- [Aim of the task]
Quote all of the entries word for word.

- [Data to process]
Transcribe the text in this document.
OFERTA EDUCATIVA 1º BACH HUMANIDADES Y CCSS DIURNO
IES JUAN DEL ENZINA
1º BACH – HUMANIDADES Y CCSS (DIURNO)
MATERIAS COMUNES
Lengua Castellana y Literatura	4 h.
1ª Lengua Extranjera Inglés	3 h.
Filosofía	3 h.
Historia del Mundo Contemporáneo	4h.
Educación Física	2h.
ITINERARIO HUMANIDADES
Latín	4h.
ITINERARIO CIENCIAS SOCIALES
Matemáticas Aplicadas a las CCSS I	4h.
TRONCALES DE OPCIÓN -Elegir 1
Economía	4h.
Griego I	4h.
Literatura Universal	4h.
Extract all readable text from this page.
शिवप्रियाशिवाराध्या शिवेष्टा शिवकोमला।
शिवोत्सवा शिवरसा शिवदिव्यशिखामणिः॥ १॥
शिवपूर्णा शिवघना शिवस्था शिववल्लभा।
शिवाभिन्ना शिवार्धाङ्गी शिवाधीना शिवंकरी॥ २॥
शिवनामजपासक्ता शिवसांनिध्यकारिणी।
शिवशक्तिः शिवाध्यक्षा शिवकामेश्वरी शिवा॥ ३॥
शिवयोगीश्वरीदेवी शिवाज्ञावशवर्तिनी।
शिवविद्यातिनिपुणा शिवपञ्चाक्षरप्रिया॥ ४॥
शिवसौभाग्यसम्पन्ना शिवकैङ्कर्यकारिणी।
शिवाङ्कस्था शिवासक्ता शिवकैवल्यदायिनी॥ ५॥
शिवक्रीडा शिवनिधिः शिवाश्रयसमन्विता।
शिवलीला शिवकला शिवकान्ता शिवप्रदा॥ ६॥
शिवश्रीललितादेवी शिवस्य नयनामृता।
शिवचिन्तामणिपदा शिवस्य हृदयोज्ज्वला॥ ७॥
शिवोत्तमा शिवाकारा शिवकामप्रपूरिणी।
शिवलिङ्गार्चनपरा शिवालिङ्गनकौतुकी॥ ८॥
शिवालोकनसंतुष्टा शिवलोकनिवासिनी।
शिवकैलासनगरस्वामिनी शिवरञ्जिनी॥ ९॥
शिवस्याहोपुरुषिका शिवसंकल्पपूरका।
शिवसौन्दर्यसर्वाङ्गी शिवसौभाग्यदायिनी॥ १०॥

- [Complete response]
Transcribe the text in this document.
OFERTA EDUCATIVA 1º BACH HUMANIDADES Y CCSS DIURNO
IES JUAN DEL ENZINA
1º BACH – HUMANIDADES Y CCSS (DIURNO)
MATERIAS COMUNES
Lengua Castellana y Literatura	4 h.
1ª Lengua Extranjera Inglés	3 h.
Filosofía	3 h.
Historia del Mundo Contemporáneo	4h.
Educación Física	2h.
ITINERARIO HUMANIDADES
Latín	4h.
ITINERARIO CIENCIAS SOCIALES
Matemáticas Aplicadas a las CCSS I	4h.
TRONCALES DE OPCIÓN -Elegir 1
Economía	4h.
Griego I	4h.
Literatura Universal	4h.
Extract all readable text from this page.
शिवप्रियाशिवाराध्या शिवेष्टा शिवकोमला।
शिवोत्सवा शिवरसा शिवदिव्यशिखामणिः॥ १॥
शिवपूर्णा शिवघना शिवस्था शिववल्लभा।
शिवाभिन्ना शिवार्धाङ्गी शिवाधीना शिवंकरी॥ २॥
शिवनामजपासक्ता शिवसांनिध्यकारिणी।
शिवशक्तिः शिवाध्यक्षा शिवकामेश्वरी शिवा॥ ३॥
शिवयोगीश्वरीदेवी शिवाज्ञावशवर्तिनी।
शिवविद्यातिनिपुणा शिवपञ्चाक्षरप्रिया॥ ४॥
शिवसौभाग्यसम्पन्ना शिवकैङ्कर्यकारिणी।
शिवाङ्कस्था शिवासक्ता शिवकैवल्यदायिनी॥ ५॥
शिवक्रीडा शिवनिधिः शिवाश्रयसमन्विता।
शिवलीला शिवकला शिवकान्ता शिवप्रदा॥ ६॥
शिवश्रीललितादेवी शिवस्य नयनामृता।
शिवचिन्तामणिपदा शिवस्य हृदयोज्ज्वला॥ ७॥
शिवोत्तमा शिवाकारा शिवकामप्रपूरिणी।
शिवलिङ्गार्चनपरा शिवालिङ्गनकौतुकी॥ ८॥
शिवालोकनसंतुष्टा शिवलोकनिवासिनी।
शिवकैलासनगरस्वामिनी शिवरञ्जिनी॥ ९॥
शिवस्याहोपुरुषिका शिवसंकल्पपूरका।
शिवसौन्दर्यसर्वाङ्गी शिवसौभाग्यदायिनी॥ १०॥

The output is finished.